Each line containing the word "Configuration" must be collected.

> Material for this task

>>>>

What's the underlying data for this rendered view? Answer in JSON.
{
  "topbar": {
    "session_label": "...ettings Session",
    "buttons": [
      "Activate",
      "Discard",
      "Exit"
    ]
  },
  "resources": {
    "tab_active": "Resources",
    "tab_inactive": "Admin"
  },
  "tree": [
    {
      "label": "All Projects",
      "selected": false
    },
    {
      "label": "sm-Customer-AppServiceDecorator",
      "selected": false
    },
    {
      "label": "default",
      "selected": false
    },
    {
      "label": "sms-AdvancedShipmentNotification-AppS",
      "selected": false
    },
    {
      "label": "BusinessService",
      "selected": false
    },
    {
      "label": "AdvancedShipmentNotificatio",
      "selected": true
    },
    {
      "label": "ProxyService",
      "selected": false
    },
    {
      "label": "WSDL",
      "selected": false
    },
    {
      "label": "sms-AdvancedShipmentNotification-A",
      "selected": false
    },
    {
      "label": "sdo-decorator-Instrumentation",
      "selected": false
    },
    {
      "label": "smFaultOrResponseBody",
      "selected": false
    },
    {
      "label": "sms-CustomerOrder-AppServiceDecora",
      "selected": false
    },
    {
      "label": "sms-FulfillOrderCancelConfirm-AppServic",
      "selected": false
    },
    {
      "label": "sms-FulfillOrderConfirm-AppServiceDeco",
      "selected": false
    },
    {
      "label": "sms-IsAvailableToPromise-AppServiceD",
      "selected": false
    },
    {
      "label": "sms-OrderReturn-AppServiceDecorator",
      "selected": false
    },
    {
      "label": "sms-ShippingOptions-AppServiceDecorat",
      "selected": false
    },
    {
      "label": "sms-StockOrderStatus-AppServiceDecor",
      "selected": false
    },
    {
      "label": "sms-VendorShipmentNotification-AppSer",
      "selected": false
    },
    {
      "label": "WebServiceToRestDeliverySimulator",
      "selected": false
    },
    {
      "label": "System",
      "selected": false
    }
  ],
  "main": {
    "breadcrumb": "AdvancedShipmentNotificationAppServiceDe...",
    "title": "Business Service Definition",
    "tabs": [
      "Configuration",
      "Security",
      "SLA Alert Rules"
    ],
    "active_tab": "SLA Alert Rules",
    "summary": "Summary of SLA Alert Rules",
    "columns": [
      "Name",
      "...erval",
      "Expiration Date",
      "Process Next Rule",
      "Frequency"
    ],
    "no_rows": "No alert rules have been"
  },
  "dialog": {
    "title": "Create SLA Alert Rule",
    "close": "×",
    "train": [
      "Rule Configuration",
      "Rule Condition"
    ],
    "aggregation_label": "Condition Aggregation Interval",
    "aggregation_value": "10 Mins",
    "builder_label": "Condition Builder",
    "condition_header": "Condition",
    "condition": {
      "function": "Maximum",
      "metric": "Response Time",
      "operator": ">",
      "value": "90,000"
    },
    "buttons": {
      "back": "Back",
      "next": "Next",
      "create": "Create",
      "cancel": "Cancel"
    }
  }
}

<<<<

> Solution
      "Configuration",
      "Rule Configuration",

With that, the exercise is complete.